* _Passage shown_:
┄┄┄┄┄┄┄┄┄┄┄┄┄┄┄┄┄┄┄┄

The U.S. Withdrawal from Afghanistan and Digital Dunkirk—A 21st Century Public-Private Extraction
Ending a War Then and Now
Ambassador Sarah E. Mendelson, head of Carnegie Mellon University’s Heinz College in D.C., and Distinguished Service Professor of Public Policy, wrote her dissertation and first book Changing Course on the Soviet intervention and withdrawal from Afghanistan. Jon Reisher is a U.S. Army Captain who served in Afghanistan and is currently pursuing his Master of Science in Public Policy and Management at Heinz College. In this exchange, Mendelson contrasts the eras in which the Soviets withdrew with the recent American withdrawal and talks to Reisher about the work he did as part of the global digital movement to help extract Afghan colleagues and their families after the Taliban took power in August 2021.
The Soviet war in Afghanistan contrasts in multiple and important ways with the U.S. war in Afghanistan. To begin with, one was internationally condemned by over 100 countries, while the other was internationally sanctioned by the United Nations. Indeed, the Americans were bolstered by international forces. The Soviets sustained approximately 15,000 military casualties while the United States lost 2,218. The casualty count among Afghan civilians was extremely high in both cases: some experts estimate half a million killed in the Soviet war while others place the casualty rate at about 200,000 in the US war. The Soviet war lasted nearly a decade while the U.S. effort spanned nearly two decades. The Soviet costs of the war are difficult to tally precisely but certainly nowhere near the approximately $2.313 trillion that the United States spent on the military but also on development and humanitarian assistance.

┄┄┄┄┄┄┄┄┄┄┄┄┄┄┄┄┄┄┄┄

* _Information provided_:
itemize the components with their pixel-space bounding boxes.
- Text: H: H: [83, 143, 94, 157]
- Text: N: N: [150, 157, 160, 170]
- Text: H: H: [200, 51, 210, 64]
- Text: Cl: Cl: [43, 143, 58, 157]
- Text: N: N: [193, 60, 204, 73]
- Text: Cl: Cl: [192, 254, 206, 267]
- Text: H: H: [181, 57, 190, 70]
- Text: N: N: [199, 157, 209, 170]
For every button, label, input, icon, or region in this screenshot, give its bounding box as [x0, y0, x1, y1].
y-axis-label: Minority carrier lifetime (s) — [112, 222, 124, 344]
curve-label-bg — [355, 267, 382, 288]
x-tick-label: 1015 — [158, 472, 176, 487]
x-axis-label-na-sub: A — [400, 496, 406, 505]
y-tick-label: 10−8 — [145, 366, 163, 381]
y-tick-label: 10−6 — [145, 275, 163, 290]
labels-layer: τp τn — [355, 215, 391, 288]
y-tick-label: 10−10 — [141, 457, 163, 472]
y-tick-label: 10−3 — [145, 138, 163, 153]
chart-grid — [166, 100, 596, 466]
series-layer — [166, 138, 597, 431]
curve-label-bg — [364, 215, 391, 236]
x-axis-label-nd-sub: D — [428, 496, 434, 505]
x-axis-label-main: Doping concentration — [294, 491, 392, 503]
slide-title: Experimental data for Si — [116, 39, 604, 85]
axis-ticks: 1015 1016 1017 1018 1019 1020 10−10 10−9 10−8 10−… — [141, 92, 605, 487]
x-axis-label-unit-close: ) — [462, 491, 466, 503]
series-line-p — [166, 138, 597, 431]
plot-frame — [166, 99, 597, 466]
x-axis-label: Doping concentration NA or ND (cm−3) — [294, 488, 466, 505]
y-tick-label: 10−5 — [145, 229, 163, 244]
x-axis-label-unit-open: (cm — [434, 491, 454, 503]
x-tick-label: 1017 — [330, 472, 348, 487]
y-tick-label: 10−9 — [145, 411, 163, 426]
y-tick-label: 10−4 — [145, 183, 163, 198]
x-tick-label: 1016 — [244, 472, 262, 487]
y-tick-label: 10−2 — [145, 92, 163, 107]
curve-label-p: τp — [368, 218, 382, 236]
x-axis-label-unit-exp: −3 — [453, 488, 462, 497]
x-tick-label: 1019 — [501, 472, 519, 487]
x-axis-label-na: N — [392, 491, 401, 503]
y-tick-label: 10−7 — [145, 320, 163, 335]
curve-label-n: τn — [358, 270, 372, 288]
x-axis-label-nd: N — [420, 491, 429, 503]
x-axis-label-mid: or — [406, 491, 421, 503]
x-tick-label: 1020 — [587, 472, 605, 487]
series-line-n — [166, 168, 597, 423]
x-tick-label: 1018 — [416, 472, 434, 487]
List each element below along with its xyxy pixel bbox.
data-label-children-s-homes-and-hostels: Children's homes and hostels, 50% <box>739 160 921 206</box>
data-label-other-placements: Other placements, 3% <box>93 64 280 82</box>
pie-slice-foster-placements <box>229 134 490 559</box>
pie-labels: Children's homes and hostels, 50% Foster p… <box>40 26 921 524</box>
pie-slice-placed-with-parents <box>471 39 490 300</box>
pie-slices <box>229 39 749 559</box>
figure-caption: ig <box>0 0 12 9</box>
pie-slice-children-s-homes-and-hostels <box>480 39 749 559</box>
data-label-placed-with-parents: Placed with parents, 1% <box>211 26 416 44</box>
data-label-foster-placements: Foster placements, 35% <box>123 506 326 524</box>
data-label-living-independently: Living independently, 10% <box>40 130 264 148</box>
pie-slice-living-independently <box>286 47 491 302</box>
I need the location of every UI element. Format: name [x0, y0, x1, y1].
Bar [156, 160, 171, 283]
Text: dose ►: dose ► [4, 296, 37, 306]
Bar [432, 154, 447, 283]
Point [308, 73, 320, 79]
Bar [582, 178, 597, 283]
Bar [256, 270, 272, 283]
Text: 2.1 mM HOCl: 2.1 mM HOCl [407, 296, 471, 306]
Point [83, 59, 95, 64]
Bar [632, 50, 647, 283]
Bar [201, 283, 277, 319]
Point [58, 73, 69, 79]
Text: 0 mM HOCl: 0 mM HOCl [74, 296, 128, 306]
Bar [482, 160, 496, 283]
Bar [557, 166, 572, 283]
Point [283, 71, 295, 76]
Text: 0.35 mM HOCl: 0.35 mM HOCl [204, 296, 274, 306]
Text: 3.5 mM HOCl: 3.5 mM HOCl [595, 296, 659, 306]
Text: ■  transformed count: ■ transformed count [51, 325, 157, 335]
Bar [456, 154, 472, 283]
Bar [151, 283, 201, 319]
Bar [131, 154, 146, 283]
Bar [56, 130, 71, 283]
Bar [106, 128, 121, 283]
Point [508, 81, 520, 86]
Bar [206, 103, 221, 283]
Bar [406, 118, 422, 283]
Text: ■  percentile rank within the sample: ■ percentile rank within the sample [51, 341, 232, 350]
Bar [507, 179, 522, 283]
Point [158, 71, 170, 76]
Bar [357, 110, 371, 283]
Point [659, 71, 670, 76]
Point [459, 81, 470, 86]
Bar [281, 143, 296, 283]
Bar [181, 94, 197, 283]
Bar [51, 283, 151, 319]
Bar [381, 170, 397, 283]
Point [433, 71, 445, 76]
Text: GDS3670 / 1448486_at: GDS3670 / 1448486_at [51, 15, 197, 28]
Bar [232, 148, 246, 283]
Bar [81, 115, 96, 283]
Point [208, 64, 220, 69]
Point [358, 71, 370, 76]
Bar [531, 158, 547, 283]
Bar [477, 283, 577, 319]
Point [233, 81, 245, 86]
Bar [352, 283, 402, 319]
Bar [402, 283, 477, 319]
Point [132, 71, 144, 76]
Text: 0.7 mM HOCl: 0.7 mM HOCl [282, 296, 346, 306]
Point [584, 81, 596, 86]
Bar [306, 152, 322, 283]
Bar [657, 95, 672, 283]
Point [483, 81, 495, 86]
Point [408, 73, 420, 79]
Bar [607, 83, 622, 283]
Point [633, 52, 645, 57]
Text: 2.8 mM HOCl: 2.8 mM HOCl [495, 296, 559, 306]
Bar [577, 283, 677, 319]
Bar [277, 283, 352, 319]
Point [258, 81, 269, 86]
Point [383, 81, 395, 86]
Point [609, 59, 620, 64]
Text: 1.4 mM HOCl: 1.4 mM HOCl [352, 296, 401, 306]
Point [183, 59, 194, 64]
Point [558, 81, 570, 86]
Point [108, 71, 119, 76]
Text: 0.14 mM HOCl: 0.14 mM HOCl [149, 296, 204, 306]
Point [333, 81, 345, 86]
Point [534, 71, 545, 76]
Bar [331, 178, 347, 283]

┄┄┄┄┄┄┄┄┄┄┄┄┄┄┄┄┄┄┄┄

* _Written problem 1_:
Using the Afghanistan passage, answer each question:
(a) What is the title of Mendelson's first book?
(b) How many military casualties did the United States lose?
(c) About how long did the U.S. effort in Afghanistan span?
* _Written problem 2_:
For each statement, say yes or no according to the Afghanistan passage, and quote the words that decide it.
(a) Jon Reisher served in Afghanistan as a U.S. Army Captain.
(b) The Taliban took power in August 2021.
(c) The Soviet war lasted about two decades.
The entries here were taken from a different source than the text above them.

* _Finished answer 1_:
(a) Changing Course
(b) 2,218
(c) Nearly two decades

* _Finished answer 2_:
(a) Yes: "Jon Reisher is a U.S. Army Captain who served in Afghanistan"
(b) Yes: "after the Taliban took power in August 2021"
(c) No: "The Soviet war lasted nearly a decade"